_DATASET ENTRIES_.
--- --- ---
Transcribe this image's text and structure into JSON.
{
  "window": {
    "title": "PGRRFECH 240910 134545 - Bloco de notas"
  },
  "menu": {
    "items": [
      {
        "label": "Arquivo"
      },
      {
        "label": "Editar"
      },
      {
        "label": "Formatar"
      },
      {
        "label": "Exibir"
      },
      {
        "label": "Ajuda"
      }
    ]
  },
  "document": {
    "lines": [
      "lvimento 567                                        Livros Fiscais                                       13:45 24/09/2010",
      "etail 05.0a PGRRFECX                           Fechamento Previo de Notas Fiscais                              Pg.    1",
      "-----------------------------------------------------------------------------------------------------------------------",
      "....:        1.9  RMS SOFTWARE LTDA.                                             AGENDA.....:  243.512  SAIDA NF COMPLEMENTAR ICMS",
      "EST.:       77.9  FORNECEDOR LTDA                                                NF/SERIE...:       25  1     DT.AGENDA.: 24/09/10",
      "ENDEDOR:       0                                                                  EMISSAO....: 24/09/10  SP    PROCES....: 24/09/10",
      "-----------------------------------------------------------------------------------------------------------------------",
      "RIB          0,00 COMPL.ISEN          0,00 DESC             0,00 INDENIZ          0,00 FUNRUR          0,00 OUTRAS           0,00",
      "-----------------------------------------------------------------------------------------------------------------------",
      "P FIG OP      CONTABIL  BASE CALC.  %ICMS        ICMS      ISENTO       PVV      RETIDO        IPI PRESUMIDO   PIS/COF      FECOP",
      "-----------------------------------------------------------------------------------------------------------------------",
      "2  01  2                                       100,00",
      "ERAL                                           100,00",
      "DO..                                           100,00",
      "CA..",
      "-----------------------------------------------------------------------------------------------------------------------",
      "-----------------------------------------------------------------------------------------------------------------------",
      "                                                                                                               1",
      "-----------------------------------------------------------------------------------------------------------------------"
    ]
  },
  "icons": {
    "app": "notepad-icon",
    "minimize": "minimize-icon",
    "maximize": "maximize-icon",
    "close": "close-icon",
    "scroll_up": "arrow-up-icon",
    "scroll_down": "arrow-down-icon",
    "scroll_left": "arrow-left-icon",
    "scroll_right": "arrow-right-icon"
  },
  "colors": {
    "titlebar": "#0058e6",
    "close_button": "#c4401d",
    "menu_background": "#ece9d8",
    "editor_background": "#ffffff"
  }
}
--- --- ---
_STATED TASK_. Gather all lines from the listing above in which "LTDA" occurs.

_EXPECTED OUTPUT_.
      "....:        1.9  RMS SOFTWARE LTDA.                                             AGENDA.....:  243.512  SAIDA NF COMPLEMENTAR ICMS",
      "EST.:       77.9  FORNECEDOR LTDA                                                NF/SERIE...:       25  1     DT.AGENDA.: 24/09/10",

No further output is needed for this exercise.